** Goal of the exercise **
Look through the entries below and count the lines with the word "ylabel" in them; give only the number.

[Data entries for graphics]
:::

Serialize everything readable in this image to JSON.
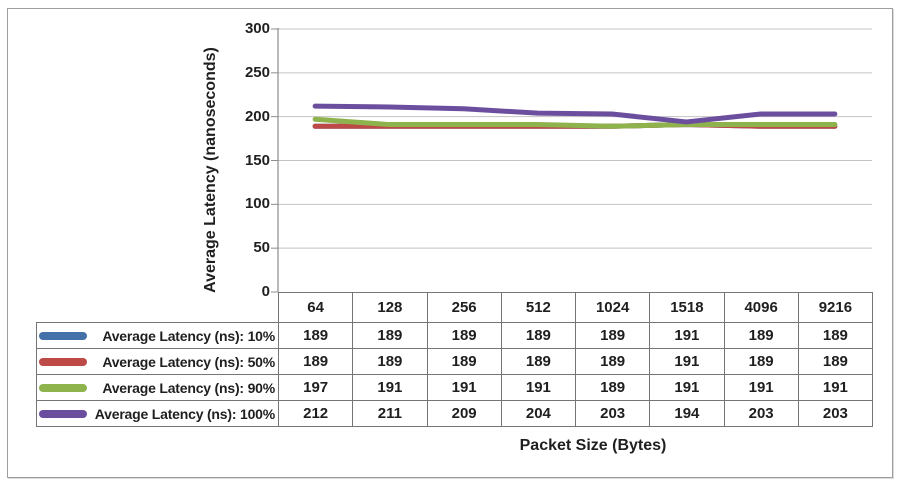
{
  "figure": {
    "background": "#FFFFFF",
    "border_color": "#9E9E9E"
  },
  "chart_data": {
    "type": "line",
    "title": "",
    "xlabel": "Packet Size (Bytes)",
    "ylabel": "Average Latency (nanoseconds)",
    "categories": [
      "64",
      "128",
      "256",
      "512",
      "1024",
      "1518",
      "4096",
      "9216"
    ],
    "series": [
      {
        "name": "Average Latency (ns): 10%",
        "color": "#4472A8",
        "values": [
          189,
          189,
          189,
          189,
          189,
          191,
          189,
          189
        ]
      },
      {
        "name": "Average Latency (ns): 50%",
        "color": "#BE4A47",
        "values": [
          189,
          189,
          189,
          189,
          189,
          191,
          189,
          189
        ]
      },
      {
        "name": "Average Latency (ns): 90%",
        "color": "#8FB34C",
        "values": [
          197,
          191,
          191,
          191,
          189,
          191,
          191,
          191
        ]
      },
      {
        "name": "Average Latency (ns): 100%",
        "color": "#6B4F9E",
        "values": [
          212,
          211,
          209,
          204,
          203,
          194,
          203,
          203
        ]
      }
    ],
    "ylim": [
      0,
      300
    ],
    "yticks": [
      300,
      250,
      200,
      150,
      100,
      50,
      0
    ],
    "grid": "horizontal",
    "gridline_color": "#C3C3C3",
    "axis_color": "#8C8C8C",
    "table_border_color": "#757575",
    "text_color": "#1F1F1F",
    "legend_position": "data-table-left",
    "data_table": true
  }
}
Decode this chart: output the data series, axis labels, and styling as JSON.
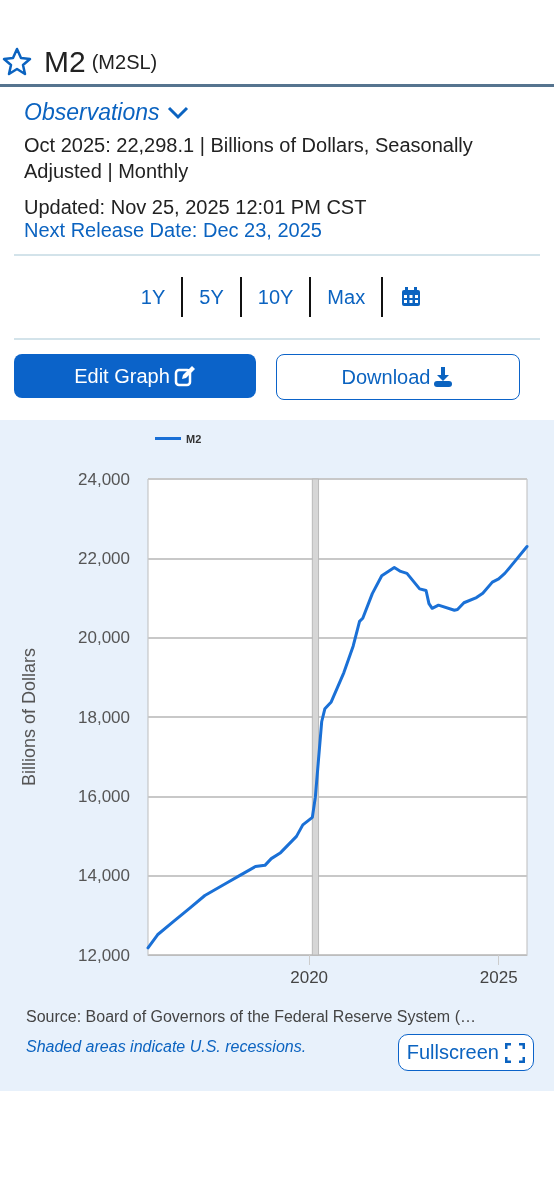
{
  "chart_data": {
    "type": "line",
    "title": "M2",
    "subtitle": "(M2SL)",
    "ylabel": "Billions of Dollars",
    "annotations": [
      "Observations",
      "Oct 2025: 22,298.1 | Billions of Dollars, Seasonally Adjusted | Monthly",
      "Updated: Nov 25, 2025 12:01 PM CST",
      "Next Release Date: Dec 23, 2025",
      "1Y",
      "5Y",
      "10Y",
      "Max",
      "Edit Graph",
      "Download",
      "Source: Board of Governors of the Federal Reserve System (…",
      "Shaded areas indicate U.S. recessions.",
      "Fullscreen"
    ],
    "series": [
      {
        "name": "M2",
        "color": "#1a70d6",
        "x": [
          "2015-10",
          "2016-01",
          "2016-06",
          "2016-11",
          "2017-04",
          "2017-11",
          "2018-03",
          "2018-08",
          "2018-11",
          "2019-01",
          "2019-04",
          "2019-09",
          "2019-11",
          "2020-02",
          "2020-03",
          "2020-05",
          "2020-06",
          "2020-08",
          "2020-12",
          "2021-03",
          "2021-05",
          "2021-06",
          "2021-09",
          "2021-12",
          "2022-04",
          "2022-06",
          "2022-08",
          "2022-12",
          "2023-02",
          "2023-03",
          "2023-04",
          "2023-06",
          "2023-11",
          "2023-12",
          "2024-02",
          "2024-06",
          "2024-08",
          "2024-11",
          "2025-01",
          "2025-03",
          "2025-05",
          "2025-10"
        ],
        "values": [
          12180,
          12510,
          12840,
          13170,
          13500,
          13820,
          14000,
          14230,
          14260,
          14430,
          14580,
          14990,
          15280,
          15470,
          15980,
          17880,
          18210,
          18380,
          19120,
          19790,
          20410,
          20490,
          21110,
          21560,
          21770,
          21670,
          21620,
          21230,
          21190,
          20860,
          20740,
          20820,
          20690,
          20710,
          20880,
          21010,
          21120,
          21400,
          21480,
          21620,
          21810,
          22298
        ]
      }
    ],
    "xlim": [
      "2015-10",
      "2025-10"
    ],
    "xticks": [
      "2020",
      "2025"
    ],
    "ylim": [
      12000,
      24000
    ],
    "yticks": [
      {
        "value": 12000,
        "label": "12,000"
      },
      {
        "value": 14000,
        "label": "14,000"
      },
      {
        "value": 16000,
        "label": "16,000"
      },
      {
        "value": 18000,
        "label": "18,000"
      },
      {
        "value": 20000,
        "label": "20,000"
      },
      {
        "value": 22000,
        "label": "22,000"
      },
      {
        "value": 24000,
        "label": "24,000"
      }
    ],
    "bands": [
      {
        "axis": "x",
        "from": "2020-02",
        "to": "2020-04",
        "color": "#d6d6d6"
      }
    ],
    "grid": "y",
    "legend": "top left",
    "marker": "none",
    "line_style": "solid"
  }
}
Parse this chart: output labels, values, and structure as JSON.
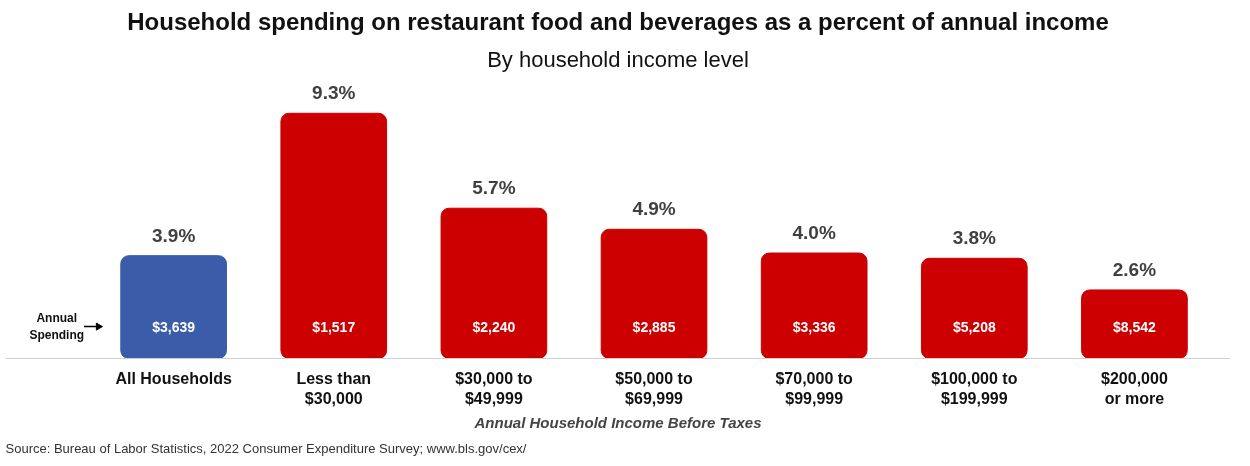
{
  "chart_data": {
    "type": "bar",
    "title": "Household spending on restaurant food and beverages as a percent of annual income",
    "subtitle": "By household income level",
    "xlabel": "Annual Household Income Before Taxes",
    "categories": [
      "All Households",
      "Less than\n$30,000",
      "$30,000 to\n$49,999",
      "$50,000 to\n$69,999",
      "$70,000 to\n$99,999",
      "$100,000 to\n$199,999",
      "$200,000\nor more"
    ],
    "values": [
      3.9,
      9.3,
      5.7,
      4.9,
      4.0,
      3.8,
      2.6
    ],
    "colors": [
      "#3b5ca8",
      "#cc0000",
      "#cc0000",
      "#cc0000",
      "#cc0000",
      "#cc0000",
      "#cc0000"
    ],
    "data_labels": true,
    "value_labels": [
      "3.9%",
      "9.3%",
      "5.7%",
      "4.9%",
      "4.0%",
      "3.8%",
      "2.6%"
    ],
    "annotations": [
      "$3,639",
      "$1,517",
      "$2,240",
      "$2,885",
      "$3,336",
      "$5,208",
      "$8,542",
      "Annual\nSpending",
      "Source: Bureau of Labor Statistics, 2022 Consumer Expenditure Survey; www.bls.gov/cex/"
    ],
    "grid": false
  }
}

:::

** Written response **
2